- **THE EXERCISE**:
Check each line below for the word "title", and copy those that have it.

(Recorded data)
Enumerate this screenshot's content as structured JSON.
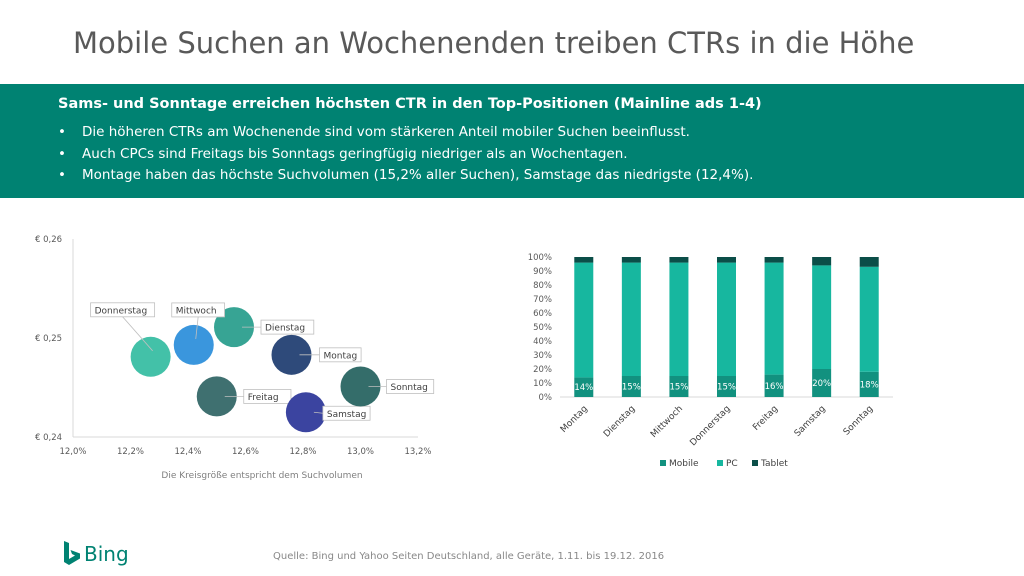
{
  "page": {
    "title": "Mobile Suchen an Wochenenden treiben CTRs in die Höhe",
    "banner_heading": "Sams- und Sonntage erreichen höchsten CTR in den Top-Positionen (Mainline ads 1-4)",
    "bullets": [
      "Die höheren CTRs am Wochenende sind vom stärkeren Anteil mobiler Suchen beeinflusst.",
      "Auch CPCs sind Freitags bis Sonntags geringfügig niedriger als an Wochentagen.",
      "Montage haben das höchste Suchvolumen (15,2% aller Suchen), Samstage das niedrigste (12,4%)."
    ],
    "source": "Quelle: Bing und Yahoo Seiten Deutschland, alle Geräte,  1.11. bis 19.12. 2016",
    "logo_text": "Bing",
    "colors": {
      "banner": "#008272",
      "title": "#595959"
    }
  },
  "chart_data": [
    {
      "type": "scatter",
      "title": "",
      "xlabel": "",
      "ylabel": "",
      "note": "Die Kreisgröße entspricht dem Suchvolumen",
      "xlim": [
        12.0,
        13.2
      ],
      "ylim": [
        0.24,
        0.26
      ],
      "xticks": [
        "12,0%",
        "12,2%",
        "12,4%",
        "12,6%",
        "12,8%",
        "13,0%",
        "13,2%"
      ],
      "yticks": [
        "€ 0,24",
        "€ 0,25",
        "€ 0,26"
      ],
      "points": [
        {
          "name": "Montag",
          "x": 12.76,
          "y": 0.2483,
          "color": "#2e4a7a"
        },
        {
          "name": "Dienstag",
          "x": 12.56,
          "y": 0.2511,
          "color": "#37a494"
        },
        {
          "name": "Mittwoch",
          "x": 12.42,
          "y": 0.2493,
          "color": "#3a96dd"
        },
        {
          "name": "Donnerstag",
          "x": 12.27,
          "y": 0.2481,
          "color": "#43c1a8"
        },
        {
          "name": "Freitag",
          "x": 12.5,
          "y": 0.2441,
          "color": "#3f7070"
        },
        {
          "name": "Samstag",
          "x": 12.81,
          "y": 0.2425,
          "color": "#3b44a0"
        },
        {
          "name": "Sonntag",
          "x": 13.0,
          "y": 0.2451,
          "color": "#346d6a"
        }
      ]
    },
    {
      "type": "bar",
      "stacked": true,
      "categories": [
        "Montag",
        "Dienstag",
        "Mittwoch",
        "Donnerstag",
        "Freitag",
        "Samstag",
        "Sonntag"
      ],
      "ylim": [
        0,
        100
      ],
      "yticks": [
        "0%",
        "10%",
        "20%",
        "30%",
        "40%",
        "50%",
        "60%",
        "70%",
        "80%",
        "90%",
        "100%"
      ],
      "legend": "bottom",
      "series": [
        {
          "name": "Mobile",
          "color": "#12917f",
          "values": [
            14,
            15,
            15,
            15,
            16,
            20,
            18
          ],
          "labels": [
            "14%",
            "15%",
            "15%",
            "15%",
            "16%",
            "20%",
            "18%"
          ]
        },
        {
          "name": "PC",
          "color": "#17b79f",
          "values": [
            82,
            81,
            81,
            81,
            80,
            74,
            75
          ]
        },
        {
          "name": "Tablet",
          "color": "#0b4e48",
          "values": [
            4,
            4,
            4,
            4,
            4,
            6,
            7
          ]
        }
      ]
    }
  ]
}
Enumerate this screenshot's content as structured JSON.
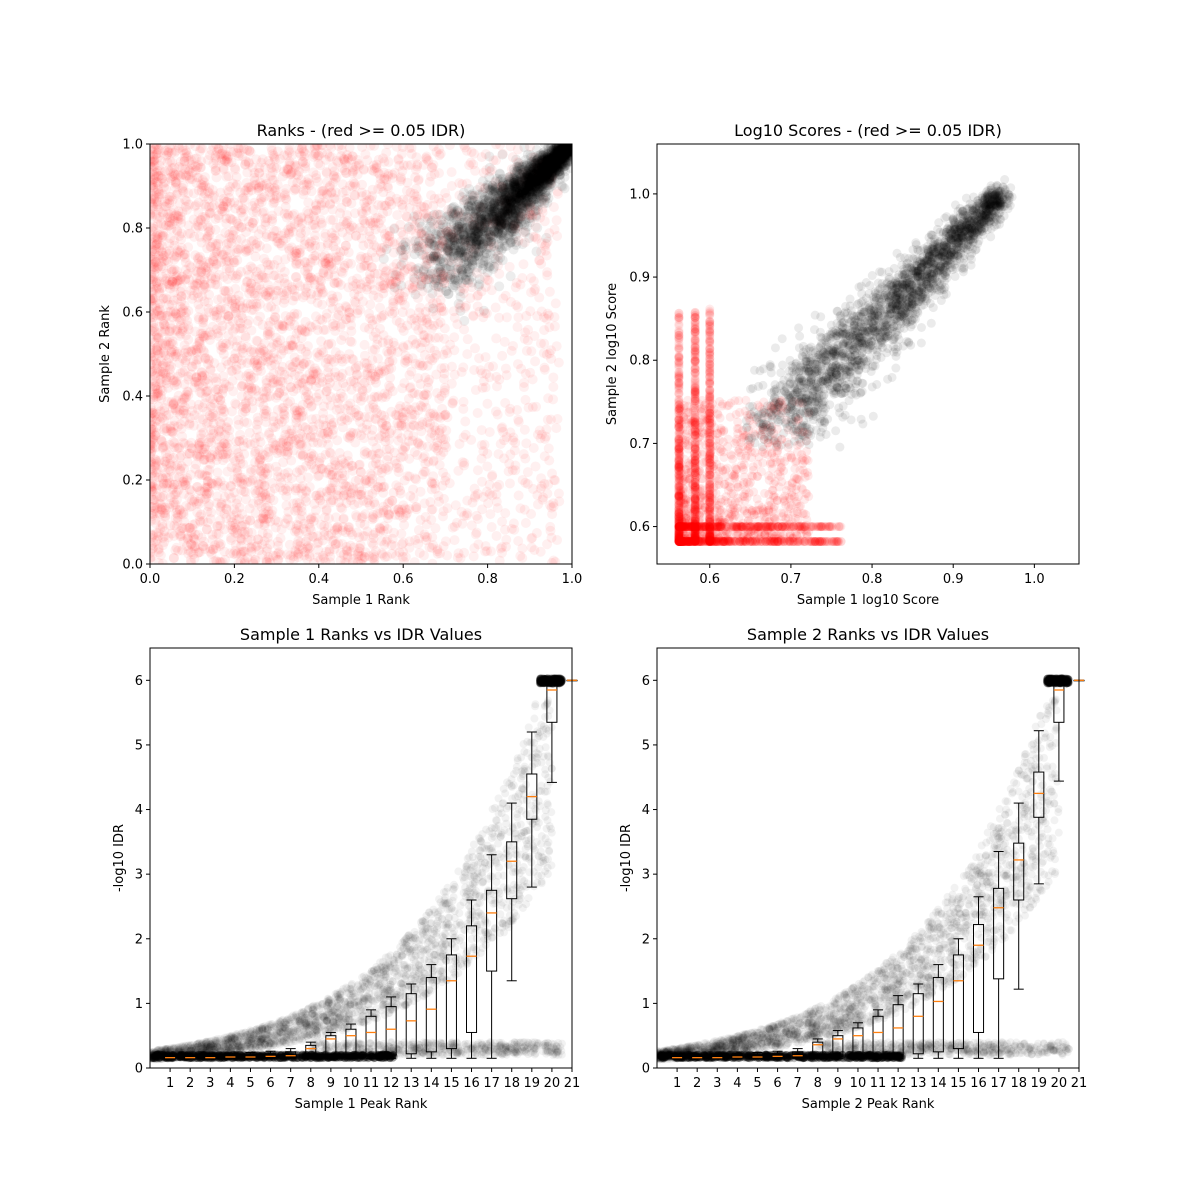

- **REPLY**:
    "title": "Mobile Suchen an Wochenenden treiben CTRs in die Höhe",
      "title": "#595959"
      "title": "",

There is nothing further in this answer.